In the data that follows, count every line holding the string "warning" and give the count alone.
......
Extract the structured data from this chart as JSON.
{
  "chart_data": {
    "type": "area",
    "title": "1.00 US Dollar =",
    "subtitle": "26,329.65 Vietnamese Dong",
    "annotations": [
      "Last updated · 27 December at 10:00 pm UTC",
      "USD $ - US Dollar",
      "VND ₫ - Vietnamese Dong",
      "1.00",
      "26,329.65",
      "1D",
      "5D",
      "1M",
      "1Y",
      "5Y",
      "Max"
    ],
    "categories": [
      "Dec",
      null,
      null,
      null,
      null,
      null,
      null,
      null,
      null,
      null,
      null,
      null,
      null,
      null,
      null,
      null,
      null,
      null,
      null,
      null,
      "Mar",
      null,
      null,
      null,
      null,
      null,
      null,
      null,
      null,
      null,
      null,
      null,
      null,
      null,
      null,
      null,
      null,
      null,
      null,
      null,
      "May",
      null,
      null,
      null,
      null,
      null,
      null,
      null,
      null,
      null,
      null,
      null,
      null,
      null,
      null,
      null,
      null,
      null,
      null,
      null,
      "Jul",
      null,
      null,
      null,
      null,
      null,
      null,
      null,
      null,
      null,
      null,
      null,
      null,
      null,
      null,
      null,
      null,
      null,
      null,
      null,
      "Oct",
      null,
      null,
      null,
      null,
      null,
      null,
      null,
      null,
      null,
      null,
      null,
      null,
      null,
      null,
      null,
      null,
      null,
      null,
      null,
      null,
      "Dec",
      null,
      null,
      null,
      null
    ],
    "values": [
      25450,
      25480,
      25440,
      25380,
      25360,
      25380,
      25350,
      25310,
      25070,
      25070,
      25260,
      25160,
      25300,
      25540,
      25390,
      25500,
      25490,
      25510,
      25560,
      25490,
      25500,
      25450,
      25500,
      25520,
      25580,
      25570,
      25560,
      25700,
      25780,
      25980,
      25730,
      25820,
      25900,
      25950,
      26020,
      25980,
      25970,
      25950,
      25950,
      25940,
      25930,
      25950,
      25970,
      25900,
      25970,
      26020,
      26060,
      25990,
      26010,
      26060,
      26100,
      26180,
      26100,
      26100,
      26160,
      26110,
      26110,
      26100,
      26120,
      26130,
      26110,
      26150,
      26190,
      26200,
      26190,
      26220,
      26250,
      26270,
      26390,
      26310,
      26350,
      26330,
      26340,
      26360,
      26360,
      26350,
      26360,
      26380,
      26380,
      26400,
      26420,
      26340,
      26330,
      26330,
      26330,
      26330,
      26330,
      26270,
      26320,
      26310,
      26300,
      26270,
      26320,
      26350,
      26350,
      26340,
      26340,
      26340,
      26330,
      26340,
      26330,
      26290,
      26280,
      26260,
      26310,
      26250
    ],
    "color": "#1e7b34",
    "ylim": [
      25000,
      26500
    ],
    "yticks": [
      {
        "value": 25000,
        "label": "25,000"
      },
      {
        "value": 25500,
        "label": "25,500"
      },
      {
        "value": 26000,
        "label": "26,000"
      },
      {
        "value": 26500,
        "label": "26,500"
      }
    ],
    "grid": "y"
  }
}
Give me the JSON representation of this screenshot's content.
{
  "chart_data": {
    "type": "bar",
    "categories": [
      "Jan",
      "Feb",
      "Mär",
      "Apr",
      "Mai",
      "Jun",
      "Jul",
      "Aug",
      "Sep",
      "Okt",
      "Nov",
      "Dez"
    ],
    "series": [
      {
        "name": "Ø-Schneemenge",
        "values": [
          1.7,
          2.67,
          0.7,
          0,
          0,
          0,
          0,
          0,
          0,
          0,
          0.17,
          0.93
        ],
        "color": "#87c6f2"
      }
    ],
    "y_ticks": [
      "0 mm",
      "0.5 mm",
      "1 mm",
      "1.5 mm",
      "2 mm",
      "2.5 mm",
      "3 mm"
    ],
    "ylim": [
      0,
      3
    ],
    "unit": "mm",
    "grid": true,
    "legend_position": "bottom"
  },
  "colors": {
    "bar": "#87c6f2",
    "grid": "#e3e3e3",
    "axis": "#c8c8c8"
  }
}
......
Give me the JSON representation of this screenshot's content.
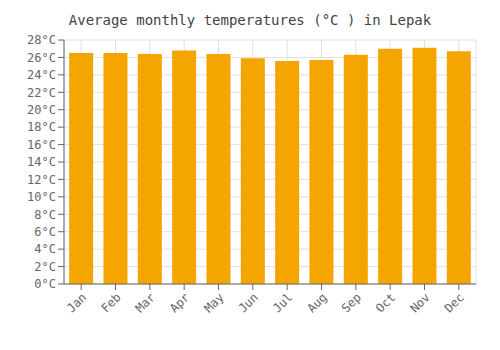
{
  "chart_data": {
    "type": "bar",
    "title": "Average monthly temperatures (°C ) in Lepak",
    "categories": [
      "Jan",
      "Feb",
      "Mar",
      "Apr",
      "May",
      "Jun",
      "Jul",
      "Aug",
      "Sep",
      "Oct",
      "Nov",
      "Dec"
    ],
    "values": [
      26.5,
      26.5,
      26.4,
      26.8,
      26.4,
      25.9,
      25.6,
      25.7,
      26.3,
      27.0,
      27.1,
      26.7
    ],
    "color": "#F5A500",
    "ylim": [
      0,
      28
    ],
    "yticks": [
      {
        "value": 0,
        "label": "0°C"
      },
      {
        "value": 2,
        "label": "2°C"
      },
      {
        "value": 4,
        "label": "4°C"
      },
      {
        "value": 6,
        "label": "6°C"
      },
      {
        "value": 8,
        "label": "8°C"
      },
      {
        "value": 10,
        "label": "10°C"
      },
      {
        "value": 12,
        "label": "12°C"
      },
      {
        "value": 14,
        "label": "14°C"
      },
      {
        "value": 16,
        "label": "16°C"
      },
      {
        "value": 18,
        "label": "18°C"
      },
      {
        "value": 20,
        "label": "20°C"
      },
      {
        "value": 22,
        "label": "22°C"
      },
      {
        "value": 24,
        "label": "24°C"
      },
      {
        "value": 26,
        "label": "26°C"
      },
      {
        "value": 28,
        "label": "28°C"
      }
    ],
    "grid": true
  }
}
......
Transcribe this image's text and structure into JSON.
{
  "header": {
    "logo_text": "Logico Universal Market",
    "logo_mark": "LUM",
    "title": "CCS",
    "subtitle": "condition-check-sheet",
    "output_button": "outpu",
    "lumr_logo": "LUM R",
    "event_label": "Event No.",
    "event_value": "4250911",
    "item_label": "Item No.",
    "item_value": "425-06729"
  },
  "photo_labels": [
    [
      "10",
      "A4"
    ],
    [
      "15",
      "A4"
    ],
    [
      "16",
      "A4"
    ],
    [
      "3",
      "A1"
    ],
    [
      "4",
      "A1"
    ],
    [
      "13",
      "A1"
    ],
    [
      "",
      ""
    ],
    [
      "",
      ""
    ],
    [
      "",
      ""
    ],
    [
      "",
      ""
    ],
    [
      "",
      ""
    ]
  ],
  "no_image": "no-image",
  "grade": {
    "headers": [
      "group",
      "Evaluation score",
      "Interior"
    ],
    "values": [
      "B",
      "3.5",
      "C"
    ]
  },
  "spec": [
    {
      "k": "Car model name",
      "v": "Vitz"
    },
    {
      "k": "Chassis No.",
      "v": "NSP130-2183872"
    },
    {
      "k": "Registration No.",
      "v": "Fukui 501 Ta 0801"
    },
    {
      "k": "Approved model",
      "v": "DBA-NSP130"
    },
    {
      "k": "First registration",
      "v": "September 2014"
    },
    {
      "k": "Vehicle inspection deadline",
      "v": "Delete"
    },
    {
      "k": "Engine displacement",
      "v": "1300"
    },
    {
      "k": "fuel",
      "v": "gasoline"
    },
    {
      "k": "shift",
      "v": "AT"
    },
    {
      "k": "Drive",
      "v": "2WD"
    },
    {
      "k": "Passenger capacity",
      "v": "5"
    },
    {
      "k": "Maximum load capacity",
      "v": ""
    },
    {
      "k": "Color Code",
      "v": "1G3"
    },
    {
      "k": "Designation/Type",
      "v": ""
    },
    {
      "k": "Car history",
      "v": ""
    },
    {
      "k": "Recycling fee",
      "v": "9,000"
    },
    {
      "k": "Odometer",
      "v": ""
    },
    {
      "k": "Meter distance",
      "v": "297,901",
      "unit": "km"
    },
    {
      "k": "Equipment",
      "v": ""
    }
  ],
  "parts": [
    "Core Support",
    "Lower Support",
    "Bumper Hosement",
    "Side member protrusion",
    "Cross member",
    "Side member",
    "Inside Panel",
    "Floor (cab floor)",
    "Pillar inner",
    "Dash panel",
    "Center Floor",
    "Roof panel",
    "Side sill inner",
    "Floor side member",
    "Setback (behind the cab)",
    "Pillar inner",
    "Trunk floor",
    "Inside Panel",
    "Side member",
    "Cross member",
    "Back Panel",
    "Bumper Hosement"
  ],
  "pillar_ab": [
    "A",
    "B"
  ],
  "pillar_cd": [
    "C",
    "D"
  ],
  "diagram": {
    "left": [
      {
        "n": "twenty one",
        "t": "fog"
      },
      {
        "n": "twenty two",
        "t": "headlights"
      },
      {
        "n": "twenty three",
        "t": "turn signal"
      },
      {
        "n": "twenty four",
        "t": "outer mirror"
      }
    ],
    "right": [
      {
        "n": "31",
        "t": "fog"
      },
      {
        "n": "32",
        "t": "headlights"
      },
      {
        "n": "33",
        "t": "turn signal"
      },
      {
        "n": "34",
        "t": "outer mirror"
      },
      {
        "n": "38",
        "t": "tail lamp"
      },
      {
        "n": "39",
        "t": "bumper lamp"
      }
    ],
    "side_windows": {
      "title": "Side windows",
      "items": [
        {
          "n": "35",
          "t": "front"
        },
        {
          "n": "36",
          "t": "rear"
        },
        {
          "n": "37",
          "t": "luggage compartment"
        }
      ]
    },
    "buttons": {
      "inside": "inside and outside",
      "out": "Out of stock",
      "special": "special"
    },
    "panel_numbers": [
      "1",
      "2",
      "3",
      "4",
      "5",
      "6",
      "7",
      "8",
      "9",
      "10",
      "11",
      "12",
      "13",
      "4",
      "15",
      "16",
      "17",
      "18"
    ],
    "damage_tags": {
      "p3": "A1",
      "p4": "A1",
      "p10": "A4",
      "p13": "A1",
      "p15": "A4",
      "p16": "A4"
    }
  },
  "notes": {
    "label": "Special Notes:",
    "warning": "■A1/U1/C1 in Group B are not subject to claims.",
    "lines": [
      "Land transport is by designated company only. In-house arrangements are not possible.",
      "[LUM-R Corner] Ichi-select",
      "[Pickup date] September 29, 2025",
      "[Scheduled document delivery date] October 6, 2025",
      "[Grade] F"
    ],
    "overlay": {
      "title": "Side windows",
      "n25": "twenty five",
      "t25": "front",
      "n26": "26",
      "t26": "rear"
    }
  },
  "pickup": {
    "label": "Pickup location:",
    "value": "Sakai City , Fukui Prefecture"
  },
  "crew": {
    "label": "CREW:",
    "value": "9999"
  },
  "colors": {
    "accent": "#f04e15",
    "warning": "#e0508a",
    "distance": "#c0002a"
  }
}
......
**Task answer**
2